*** Opening of Given information ***

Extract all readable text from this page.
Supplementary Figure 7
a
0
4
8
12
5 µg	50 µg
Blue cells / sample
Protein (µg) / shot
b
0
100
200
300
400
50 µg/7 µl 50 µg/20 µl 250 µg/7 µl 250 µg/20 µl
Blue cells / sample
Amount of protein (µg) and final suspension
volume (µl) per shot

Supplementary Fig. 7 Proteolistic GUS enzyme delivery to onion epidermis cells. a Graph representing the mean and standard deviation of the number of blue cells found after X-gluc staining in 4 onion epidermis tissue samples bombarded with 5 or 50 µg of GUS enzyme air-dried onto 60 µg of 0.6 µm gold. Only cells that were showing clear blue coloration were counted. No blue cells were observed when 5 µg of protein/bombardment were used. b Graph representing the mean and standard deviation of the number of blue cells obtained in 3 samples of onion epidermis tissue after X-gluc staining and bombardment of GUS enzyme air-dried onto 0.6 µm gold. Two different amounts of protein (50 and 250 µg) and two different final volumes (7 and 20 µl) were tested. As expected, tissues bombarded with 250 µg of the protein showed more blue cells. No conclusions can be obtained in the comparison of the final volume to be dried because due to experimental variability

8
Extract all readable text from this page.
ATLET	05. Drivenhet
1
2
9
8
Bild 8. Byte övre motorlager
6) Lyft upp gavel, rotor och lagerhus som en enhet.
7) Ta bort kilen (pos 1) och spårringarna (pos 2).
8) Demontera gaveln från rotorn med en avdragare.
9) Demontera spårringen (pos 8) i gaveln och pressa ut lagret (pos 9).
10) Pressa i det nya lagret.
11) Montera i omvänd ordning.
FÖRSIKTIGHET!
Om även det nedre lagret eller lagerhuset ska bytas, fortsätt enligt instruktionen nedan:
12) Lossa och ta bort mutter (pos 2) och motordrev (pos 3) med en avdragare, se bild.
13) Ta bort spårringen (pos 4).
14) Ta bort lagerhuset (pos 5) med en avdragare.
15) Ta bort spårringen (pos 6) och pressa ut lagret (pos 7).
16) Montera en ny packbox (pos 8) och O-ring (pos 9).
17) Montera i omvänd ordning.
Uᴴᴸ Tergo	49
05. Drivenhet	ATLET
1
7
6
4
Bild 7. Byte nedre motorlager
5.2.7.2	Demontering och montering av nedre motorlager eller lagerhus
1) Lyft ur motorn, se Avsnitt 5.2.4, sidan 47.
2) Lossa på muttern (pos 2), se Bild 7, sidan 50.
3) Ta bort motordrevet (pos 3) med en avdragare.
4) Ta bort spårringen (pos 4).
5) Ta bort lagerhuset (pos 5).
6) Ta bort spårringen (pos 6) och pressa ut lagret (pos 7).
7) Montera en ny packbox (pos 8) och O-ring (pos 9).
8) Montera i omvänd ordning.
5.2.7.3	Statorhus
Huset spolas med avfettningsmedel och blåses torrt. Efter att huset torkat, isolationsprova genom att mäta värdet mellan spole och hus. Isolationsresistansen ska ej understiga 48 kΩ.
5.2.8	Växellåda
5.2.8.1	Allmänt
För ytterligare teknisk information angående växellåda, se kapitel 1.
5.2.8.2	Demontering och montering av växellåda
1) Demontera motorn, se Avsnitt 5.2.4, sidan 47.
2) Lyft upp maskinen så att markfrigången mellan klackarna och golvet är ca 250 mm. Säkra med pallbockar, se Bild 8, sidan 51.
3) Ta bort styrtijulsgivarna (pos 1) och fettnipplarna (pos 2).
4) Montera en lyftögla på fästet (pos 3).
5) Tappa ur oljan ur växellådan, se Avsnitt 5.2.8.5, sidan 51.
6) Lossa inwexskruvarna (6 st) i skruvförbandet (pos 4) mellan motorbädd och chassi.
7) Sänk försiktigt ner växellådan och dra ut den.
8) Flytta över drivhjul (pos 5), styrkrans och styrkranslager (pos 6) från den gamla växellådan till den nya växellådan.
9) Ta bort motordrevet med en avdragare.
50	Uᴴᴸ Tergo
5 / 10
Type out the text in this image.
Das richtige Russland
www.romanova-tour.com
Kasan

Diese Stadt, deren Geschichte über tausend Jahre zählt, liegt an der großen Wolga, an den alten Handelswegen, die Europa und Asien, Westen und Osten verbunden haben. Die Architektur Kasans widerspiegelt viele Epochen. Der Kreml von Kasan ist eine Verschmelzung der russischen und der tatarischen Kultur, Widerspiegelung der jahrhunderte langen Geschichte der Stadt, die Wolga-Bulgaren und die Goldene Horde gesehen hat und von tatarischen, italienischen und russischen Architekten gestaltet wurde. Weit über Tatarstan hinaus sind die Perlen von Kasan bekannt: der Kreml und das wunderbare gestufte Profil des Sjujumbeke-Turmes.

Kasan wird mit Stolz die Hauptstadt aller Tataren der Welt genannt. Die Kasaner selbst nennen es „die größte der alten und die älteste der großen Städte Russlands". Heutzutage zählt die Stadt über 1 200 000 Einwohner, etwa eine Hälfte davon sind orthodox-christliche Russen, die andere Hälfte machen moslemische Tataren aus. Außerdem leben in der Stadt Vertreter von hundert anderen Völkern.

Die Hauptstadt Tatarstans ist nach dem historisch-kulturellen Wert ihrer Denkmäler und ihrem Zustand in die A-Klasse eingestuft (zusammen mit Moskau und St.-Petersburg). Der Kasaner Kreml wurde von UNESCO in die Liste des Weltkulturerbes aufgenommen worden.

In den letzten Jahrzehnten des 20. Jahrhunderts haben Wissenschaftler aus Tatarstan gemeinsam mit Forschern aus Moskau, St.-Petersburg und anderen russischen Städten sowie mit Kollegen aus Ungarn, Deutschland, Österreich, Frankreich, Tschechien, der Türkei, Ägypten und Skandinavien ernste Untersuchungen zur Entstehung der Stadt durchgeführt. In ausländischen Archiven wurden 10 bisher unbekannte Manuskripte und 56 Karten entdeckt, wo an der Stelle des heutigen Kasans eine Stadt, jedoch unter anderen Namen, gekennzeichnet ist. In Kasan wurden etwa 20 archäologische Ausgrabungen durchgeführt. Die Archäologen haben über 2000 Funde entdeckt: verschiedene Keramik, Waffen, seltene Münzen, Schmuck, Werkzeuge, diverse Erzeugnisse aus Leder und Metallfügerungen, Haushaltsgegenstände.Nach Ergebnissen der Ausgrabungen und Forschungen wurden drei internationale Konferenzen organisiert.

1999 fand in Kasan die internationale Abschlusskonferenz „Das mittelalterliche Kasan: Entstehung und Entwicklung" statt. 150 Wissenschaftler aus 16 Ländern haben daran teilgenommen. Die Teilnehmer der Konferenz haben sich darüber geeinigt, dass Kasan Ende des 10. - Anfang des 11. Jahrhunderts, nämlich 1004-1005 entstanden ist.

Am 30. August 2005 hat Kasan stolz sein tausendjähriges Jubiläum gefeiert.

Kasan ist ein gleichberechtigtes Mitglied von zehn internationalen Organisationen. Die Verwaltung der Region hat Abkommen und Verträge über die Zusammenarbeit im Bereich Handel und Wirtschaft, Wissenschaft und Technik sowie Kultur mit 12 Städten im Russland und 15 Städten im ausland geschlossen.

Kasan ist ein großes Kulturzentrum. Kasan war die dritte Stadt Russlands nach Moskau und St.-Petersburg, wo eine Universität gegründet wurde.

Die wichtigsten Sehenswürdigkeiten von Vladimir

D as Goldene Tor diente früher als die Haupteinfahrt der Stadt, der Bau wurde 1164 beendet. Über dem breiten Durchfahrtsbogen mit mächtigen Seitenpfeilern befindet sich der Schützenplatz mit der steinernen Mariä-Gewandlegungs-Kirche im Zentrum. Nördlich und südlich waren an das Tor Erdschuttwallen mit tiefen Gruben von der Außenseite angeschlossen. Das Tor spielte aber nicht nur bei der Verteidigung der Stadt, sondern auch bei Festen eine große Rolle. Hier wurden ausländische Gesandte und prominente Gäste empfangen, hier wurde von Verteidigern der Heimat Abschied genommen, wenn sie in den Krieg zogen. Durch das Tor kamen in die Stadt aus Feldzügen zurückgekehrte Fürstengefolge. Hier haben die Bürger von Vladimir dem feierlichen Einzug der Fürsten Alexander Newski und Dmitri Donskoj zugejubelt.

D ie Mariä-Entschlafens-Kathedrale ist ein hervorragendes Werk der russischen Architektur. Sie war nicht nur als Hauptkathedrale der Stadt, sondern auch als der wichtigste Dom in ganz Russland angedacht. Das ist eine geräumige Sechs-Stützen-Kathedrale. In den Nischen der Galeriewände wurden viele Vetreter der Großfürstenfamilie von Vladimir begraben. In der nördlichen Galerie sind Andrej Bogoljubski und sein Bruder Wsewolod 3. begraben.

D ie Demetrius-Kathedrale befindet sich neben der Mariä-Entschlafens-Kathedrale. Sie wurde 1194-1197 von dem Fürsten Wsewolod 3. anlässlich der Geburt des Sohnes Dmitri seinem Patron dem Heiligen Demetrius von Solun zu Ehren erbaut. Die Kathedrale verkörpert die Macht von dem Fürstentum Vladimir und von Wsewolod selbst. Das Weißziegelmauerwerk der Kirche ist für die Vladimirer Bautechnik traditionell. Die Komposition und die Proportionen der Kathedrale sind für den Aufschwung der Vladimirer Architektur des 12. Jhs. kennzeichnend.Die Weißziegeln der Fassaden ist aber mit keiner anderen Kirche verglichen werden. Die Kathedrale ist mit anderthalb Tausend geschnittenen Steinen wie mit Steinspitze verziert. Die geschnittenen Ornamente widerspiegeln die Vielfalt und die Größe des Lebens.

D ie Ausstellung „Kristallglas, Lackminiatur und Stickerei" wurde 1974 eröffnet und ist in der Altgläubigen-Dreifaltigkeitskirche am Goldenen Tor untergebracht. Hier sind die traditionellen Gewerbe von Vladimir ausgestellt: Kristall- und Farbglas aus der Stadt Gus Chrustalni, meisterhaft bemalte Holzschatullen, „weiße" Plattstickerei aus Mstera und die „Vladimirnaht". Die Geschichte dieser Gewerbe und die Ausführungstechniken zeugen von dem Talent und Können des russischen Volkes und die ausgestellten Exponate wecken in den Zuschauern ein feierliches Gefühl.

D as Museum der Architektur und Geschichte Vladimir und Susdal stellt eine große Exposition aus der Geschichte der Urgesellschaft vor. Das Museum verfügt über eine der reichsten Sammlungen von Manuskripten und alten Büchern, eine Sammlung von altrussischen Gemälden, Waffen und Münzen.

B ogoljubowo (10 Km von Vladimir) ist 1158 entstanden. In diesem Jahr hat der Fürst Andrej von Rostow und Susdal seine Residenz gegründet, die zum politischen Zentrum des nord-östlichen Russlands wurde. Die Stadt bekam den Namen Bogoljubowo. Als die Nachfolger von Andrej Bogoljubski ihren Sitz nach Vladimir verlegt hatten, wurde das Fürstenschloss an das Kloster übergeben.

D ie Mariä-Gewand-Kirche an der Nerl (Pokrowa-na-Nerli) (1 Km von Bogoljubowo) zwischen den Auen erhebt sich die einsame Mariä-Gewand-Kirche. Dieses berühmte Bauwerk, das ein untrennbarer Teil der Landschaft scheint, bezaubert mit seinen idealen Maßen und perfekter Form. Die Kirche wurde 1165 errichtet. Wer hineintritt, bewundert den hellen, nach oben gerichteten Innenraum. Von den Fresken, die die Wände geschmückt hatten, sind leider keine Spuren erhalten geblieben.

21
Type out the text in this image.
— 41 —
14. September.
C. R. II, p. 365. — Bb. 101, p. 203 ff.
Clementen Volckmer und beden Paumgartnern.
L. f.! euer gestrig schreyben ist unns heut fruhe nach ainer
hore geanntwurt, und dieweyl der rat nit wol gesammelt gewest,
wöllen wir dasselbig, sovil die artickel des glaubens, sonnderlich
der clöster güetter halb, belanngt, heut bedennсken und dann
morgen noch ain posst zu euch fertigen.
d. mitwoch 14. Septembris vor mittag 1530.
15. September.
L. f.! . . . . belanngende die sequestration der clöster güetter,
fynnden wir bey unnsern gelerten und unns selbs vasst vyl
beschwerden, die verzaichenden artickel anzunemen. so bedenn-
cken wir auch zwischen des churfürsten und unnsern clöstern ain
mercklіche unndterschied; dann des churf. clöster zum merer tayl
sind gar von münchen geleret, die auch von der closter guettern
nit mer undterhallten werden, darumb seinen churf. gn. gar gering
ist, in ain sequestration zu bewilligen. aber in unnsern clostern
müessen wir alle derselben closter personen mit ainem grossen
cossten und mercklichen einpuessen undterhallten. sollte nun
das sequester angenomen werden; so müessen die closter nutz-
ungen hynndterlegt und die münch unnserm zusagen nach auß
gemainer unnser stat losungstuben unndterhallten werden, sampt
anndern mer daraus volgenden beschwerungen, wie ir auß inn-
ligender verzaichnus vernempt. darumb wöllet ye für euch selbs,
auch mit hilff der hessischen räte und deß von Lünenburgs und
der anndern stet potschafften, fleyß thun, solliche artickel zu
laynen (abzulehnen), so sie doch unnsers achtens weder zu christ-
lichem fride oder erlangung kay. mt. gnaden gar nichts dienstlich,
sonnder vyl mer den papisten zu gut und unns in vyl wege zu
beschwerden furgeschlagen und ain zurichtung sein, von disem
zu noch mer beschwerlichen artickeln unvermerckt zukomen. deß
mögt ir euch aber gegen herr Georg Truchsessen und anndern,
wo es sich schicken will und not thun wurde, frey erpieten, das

*** Close of Given information ***

(Problem) The answer should be all lines from the entries above that hold the word "från".

(Output for this exercise)
8) Demontera gaveln från rotorn med en avdragare.
8) Flytta över drivhjul (pos 5), styrkrans och styrkranslager (pos 6) från den gamla växellådan till den nya växellådan.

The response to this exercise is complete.